Cabin fever: Adam Wiltzie

© Jonatan Gretarsson

Together with the pianist Dustin O'Halloran, former Stars of the Lid member Adam Wiltzie is releasing a new album for A Winged Victory for the Sullen. While waiting for real life to resume, the musician shares his top tips for coming out of the lockdown stronger.

This week, A Winged Victory for the Sullen are releasing the album Invisible Cities. It is derived from a book entitled Le città invisibili. Written in 1972 by Italo Calvino, the novel was published by Giulio Einaudi's publishing house. From the original story to the grandfather of the Italian composer Ludovico Einaudi, inextricable connections exist that lead, today, to Adam Wiltzie in Brussels. The American musician became acclimatised to the Belgian weather a long time ago. This is where he lives and where he constructs his musical world.
+ + + + + + +
■ Prompt A:
From the Adam Wiltzie article, copy the text starting at "Together with the" up to and including "his musical world.".
■ Prompt B:
According to the Adam Wiltzie article, in what year was Le città invisibili written?
■ Prompt C:
Pick up the Adam Wiltzie article right after its last sentence and keep writing it.

■ Dataset content:
+ + + + + + +
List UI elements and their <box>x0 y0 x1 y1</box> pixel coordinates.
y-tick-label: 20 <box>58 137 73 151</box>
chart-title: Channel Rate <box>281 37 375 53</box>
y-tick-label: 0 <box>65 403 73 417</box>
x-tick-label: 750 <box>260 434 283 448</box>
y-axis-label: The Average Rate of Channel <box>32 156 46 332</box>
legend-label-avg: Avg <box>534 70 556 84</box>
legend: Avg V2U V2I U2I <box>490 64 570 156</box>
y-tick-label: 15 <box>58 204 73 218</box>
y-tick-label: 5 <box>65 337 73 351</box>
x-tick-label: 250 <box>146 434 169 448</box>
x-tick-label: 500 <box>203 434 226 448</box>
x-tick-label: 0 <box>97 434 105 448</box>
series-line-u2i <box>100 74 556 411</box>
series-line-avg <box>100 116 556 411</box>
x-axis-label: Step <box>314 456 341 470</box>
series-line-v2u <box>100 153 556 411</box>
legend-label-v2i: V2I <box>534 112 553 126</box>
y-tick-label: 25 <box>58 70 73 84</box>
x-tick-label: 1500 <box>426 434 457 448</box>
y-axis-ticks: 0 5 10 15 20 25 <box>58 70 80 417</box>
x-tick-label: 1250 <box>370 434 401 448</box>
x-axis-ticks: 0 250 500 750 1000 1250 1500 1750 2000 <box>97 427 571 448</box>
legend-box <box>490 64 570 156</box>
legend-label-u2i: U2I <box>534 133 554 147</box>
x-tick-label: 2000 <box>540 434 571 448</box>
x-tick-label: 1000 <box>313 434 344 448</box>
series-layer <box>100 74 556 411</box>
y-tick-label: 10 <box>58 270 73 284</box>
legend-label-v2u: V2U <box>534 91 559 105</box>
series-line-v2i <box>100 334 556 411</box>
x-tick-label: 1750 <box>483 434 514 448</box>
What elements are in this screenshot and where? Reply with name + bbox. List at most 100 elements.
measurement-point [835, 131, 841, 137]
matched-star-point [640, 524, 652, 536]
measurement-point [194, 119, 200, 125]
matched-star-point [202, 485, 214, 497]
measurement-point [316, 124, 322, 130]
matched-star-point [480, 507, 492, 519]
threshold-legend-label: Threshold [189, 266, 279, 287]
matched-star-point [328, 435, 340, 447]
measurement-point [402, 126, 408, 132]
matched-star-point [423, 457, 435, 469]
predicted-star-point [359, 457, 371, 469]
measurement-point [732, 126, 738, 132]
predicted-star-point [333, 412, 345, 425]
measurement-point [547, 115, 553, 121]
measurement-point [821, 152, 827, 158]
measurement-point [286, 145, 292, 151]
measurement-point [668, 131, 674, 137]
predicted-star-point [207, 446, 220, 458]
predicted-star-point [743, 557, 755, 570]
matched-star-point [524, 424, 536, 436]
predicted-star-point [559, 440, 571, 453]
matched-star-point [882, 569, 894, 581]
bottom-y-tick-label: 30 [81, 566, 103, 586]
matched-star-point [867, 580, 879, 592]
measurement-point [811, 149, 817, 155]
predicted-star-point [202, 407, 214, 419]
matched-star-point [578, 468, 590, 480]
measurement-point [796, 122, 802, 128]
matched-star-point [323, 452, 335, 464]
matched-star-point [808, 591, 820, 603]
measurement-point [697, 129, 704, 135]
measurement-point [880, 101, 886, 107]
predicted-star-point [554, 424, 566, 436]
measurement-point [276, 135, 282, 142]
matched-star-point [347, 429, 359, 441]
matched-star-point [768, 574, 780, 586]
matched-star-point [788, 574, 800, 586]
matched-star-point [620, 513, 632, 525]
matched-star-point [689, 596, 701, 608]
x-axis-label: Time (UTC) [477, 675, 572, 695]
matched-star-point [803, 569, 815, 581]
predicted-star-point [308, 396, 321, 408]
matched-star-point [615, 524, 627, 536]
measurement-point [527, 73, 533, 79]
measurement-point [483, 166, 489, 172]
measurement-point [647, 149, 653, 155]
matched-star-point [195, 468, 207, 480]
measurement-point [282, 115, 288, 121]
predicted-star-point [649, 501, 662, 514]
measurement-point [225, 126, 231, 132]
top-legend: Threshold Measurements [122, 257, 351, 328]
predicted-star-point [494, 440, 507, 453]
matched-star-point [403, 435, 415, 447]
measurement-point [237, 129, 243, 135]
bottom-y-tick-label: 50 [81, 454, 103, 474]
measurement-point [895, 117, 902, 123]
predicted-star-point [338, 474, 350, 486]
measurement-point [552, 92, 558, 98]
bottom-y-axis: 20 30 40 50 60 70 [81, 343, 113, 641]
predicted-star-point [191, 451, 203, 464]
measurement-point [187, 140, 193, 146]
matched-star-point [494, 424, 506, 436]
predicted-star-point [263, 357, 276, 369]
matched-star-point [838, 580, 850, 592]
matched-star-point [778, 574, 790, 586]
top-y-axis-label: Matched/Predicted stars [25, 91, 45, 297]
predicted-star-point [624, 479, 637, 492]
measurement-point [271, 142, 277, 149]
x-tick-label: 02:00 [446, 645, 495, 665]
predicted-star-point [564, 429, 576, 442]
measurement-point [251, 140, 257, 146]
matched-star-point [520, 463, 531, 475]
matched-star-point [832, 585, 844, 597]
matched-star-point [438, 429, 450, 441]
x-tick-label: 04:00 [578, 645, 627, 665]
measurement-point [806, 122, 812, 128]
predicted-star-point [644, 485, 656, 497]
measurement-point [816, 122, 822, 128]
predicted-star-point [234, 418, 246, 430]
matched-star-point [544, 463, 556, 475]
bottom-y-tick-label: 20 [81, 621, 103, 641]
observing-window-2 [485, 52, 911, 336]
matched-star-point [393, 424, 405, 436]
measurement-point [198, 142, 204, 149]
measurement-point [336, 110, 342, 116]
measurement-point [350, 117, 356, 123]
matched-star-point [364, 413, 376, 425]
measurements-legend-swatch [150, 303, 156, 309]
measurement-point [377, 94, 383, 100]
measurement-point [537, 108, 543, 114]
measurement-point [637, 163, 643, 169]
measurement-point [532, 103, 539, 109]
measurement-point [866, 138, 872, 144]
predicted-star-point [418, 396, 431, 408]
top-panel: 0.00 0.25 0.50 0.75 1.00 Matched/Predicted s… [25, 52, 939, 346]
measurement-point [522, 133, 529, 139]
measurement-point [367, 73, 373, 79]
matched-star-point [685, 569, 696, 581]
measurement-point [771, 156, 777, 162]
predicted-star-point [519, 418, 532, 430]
+ + + + + + +
■ Exercise response A:
Together with the pianist Dustin O'Halloran, former Stars of the Lid member Adam Wiltzie is releasing a new album for A Winged Victory for the Sullen. While waiting for real life to resume, the musician shares his top tips for coming out of the lockdown stronger.

This week, A Winged Victory for the Sullen are releasing the album Invisible Cities. It is derived from a book entitled Le città invisibili. Written in 1972 by Italo Calvino, the novel was published by Giulio Einaudi's publishing house. From the original story to the grandfather of the Italian composer Ludovico Einaudi, inextricable connections exist that lead, today, to Adam Wiltzie in Brussels. The American musician became acclimatised to the Belgian weather a long time ago. This is where he lives and where he constructs his musical world.

■ Exercise response B:
1972

■ Exercise response C:
Italo Calvino: Invisible cities

A Winged Victory for the Sullen, a band that Wiltzie leads alongside the pianist Dustin O'Halloran, is at home in ambient, classical music and the creation of cinema moods. They thus seem like the perfect group to create the soundtrack for the show Invisible Cities by Leo Warner, a video-designer known for designing the opening ceremony for the London 2012 Olympic Games. Adapted from the original manuscript, this production combines dance, theatre, design and audio-visual performance. “In spring 2019, we were putting the finishing touches to an album with A Winged Victory for the Sullen,” recalls Adam Wiltzie. “At the same time, we received an unbelievable offer: to compose the music for a transdisciplinary piece devised by Leo Warner. He thought of us when he was adapting the work by Italo Calvino. It tells the story of different cities from a utopian perspective. It's quite a psychedelic novel.”

When it comes to talking about literature, Adam Wiltzie is also eager to recommend a book by Robert Evans. “He was a big film producer, known for films such as The Godfather, Serpico, and The Great Gatsby. He wrote a book entitled The Kid Stays in the Picture. It's an autobiographical behind-the-scenes look at Hollywood. That book helped me to get through the lockdown. It's about the 1970s and the epic saga of American cinema. I am a real film lover. In fact, I often imagine my albums as soundtracks.”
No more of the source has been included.